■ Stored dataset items
# # #
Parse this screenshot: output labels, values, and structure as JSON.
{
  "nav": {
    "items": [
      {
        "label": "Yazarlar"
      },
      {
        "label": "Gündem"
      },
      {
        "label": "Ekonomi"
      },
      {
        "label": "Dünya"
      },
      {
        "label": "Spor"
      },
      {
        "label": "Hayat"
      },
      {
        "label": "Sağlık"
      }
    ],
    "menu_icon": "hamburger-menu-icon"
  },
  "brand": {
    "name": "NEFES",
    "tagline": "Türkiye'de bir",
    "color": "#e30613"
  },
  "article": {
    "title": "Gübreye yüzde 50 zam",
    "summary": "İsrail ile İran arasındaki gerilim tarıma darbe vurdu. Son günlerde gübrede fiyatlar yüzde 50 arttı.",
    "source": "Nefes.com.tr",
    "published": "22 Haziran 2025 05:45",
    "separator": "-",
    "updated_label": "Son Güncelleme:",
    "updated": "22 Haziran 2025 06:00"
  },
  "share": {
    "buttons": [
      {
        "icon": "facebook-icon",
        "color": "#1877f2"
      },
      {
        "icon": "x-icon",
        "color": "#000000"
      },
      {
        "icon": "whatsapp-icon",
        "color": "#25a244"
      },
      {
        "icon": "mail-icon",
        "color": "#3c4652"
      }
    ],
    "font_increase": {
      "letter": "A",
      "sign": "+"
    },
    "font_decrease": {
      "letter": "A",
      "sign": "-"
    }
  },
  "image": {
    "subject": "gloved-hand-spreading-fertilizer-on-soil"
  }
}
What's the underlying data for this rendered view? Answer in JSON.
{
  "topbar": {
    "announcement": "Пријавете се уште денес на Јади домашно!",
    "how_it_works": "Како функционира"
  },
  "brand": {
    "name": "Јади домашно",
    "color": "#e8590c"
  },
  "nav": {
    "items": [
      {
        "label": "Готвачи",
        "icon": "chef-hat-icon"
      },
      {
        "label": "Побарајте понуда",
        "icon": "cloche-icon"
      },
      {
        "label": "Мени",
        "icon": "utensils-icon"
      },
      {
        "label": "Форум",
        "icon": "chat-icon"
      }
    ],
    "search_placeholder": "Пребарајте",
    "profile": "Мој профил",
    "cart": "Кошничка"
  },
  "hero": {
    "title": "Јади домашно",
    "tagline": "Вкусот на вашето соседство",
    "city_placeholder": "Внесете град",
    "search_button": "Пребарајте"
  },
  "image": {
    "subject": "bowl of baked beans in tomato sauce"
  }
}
# # #
■ TASK GOAL
Print the records above in full, exactly.

■ EXERCISE RESPONSE
Parse this screenshot: output labels, values, and structure as JSON.
{
  "nav": {
    "items": [
      {
        "label": "Yazarlar"
      },
      {
        "label": "Gündem"
      },
      {
        "label": "Ekonomi"
      },
      {
        "label": "Dünya"
      },
      {
        "label": "Spor"
      },
      {
        "label": "Hayat"
      },
      {
        "label": "Sağlık"
      }
    ],
    "menu_icon": "hamburger-menu-icon"
  },
  "brand": {
    "name": "NEFES",
    "tagline": "Türkiye'de bir",
    "color": "#e30613"
  },
  "article": {
    "title": "Gübreye yüzde 50 zam",
    "summary": "İsrail ile İran arasındaki gerilim tarıma darbe vurdu. Son günlerde gübrede fiyatlar yüzde 50 arttı.",
    "source": "Nefes.com.tr",
    "published": "22 Haziran 2025 05:45",
    "separator": "-",
    "updated_label": "Son Güncelleme:",
    "updated": "22 Haziran 2025 06:00"
  },
  "share": {
    "buttons": [
      {
        "icon": "facebook-icon",
        "color": "#1877f2"
      },
      {
        "icon": "x-icon",
        "color": "#000000"
      },
      {
        "icon": "whatsapp-icon",
        "color": "#25a244"
      },
      {
        "icon": "mail-icon",
        "color": "#3c4652"
      }
    ],
    "font_increase": {
      "letter": "A",
      "sign": "+"
    },
    "font_decrease": {
      "letter": "A",
      "sign": "-"
    }
  },
  "image": {
    "subject": "gloved-hand-spreading-fertilizer-on-soil"
  }
}
What's the underlying data for this rendered view? Answer in JSON.
{
  "topbar": {
    "announcement": "Пријавете се уште денес на Јади домашно!",
    "how_it_works": "Како функционира"
  },
  "brand": {
    "name": "Јади домашно",
    "color": "#e8590c"
  },
  "nav": {
    "items": [
      {
        "label": "Готвачи",
        "icon": "chef-hat-icon"
      },
      {
        "label": "Побарајте понуда",
        "icon": "cloche-icon"
      },
      {
        "label": "Мени",
        "icon": "utensils-icon"
      },
      {
        "label": "Форум",
        "icon": "chat-icon"
      }
    ],
    "search_placeholder": "Пребарајте",
    "profile": "Мој профил",
    "cart": "Кошничка"
  },
  "hero": {
    "title": "Јади домашно",
    "tagline": "Вкусот на вашето соседство",
    "city_placeholder": "Внесете град",
    "search_button": "Пребарајте"
  },
  "image": {
    "subject": "bowl of baked beans in tomato sauce"
  }
}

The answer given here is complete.